EXERCISE
Give every line again exactly as it appears, please, but not the pictures.

Stored records
-- -- --
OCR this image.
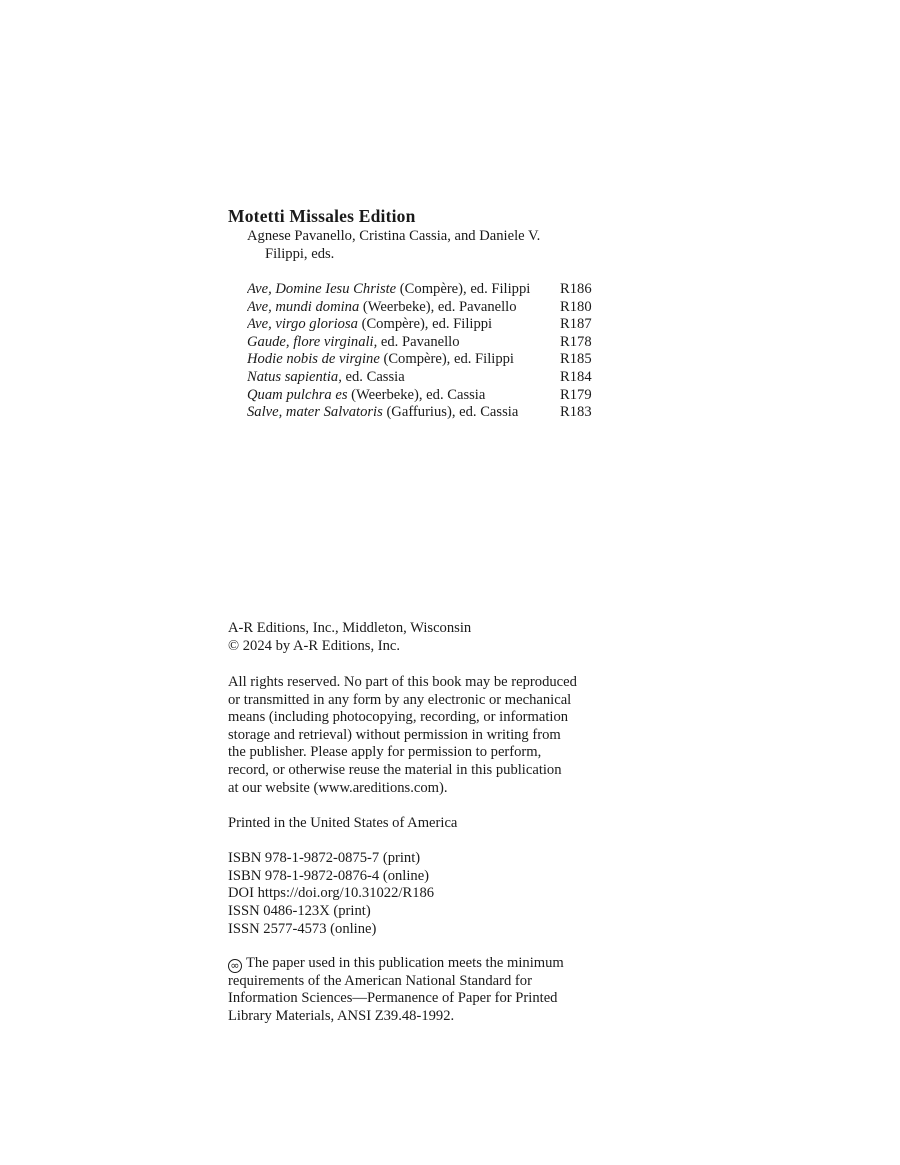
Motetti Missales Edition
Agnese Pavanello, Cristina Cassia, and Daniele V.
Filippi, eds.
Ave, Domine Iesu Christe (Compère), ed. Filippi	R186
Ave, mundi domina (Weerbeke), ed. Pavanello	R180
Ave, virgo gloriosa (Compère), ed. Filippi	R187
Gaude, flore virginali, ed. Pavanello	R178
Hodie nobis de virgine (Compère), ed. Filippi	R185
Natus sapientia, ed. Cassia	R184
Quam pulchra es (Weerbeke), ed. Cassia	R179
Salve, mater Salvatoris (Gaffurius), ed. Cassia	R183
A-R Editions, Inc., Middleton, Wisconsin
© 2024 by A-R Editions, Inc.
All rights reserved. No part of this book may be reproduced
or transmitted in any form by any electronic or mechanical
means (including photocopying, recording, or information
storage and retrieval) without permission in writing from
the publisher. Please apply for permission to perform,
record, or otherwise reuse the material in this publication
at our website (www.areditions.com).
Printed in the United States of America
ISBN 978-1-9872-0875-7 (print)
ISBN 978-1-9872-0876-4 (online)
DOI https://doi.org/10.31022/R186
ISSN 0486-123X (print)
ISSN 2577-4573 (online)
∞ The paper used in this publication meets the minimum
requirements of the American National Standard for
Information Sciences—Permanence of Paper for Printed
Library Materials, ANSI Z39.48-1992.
-- -- --
TASK ANSWER
OCR this image.
Motetti Missales Edition
Agnese Pavanello, Cristina Cassia, and Daniele V.
Filippi, eds.
Ave, Domine Iesu Christe (Compère), ed. Filippi	R186
Ave, mundi domina (Weerbeke), ed. Pavanello	R180
Ave, virgo gloriosa (Compère), ed. Filippi	R187
Gaude, flore virginali, ed. Pavanello	R178
Hodie nobis de virgine (Compère), ed. Filippi	R185
Natus sapientia, ed. Cassia	R184
Quam pulchra es (Weerbeke), ed. Cassia	R179
Salve, mater Salvatoris (Gaffurius), ed. Cassia	R183
A-R Editions, Inc., Middleton, Wisconsin
© 2024 by A-R Editions, Inc.
All rights reserved. No part of this book may be reproduced
or transmitted in any form by any electronic or mechanical
means (including photocopying, recording, or information
storage and retrieval) without permission in writing from
the publisher. Please apply for permission to perform,
record, or otherwise reuse the material in this publication
at our website (www.areditions.com).
Printed in the United States of America
ISBN 978-1-9872-0875-7 (print)
ISBN 978-1-9872-0876-4 (online)
DOI https://doi.org/10.31022/R186
ISSN 0486-123X (print)
ISSN 2577-4573 (online)
∞ The paper used in this publication meets the minimum
requirements of the American National Standard for
Information Sciences—Permanence of Paper for Printed
Library Materials, ANSI Z39.48-1992.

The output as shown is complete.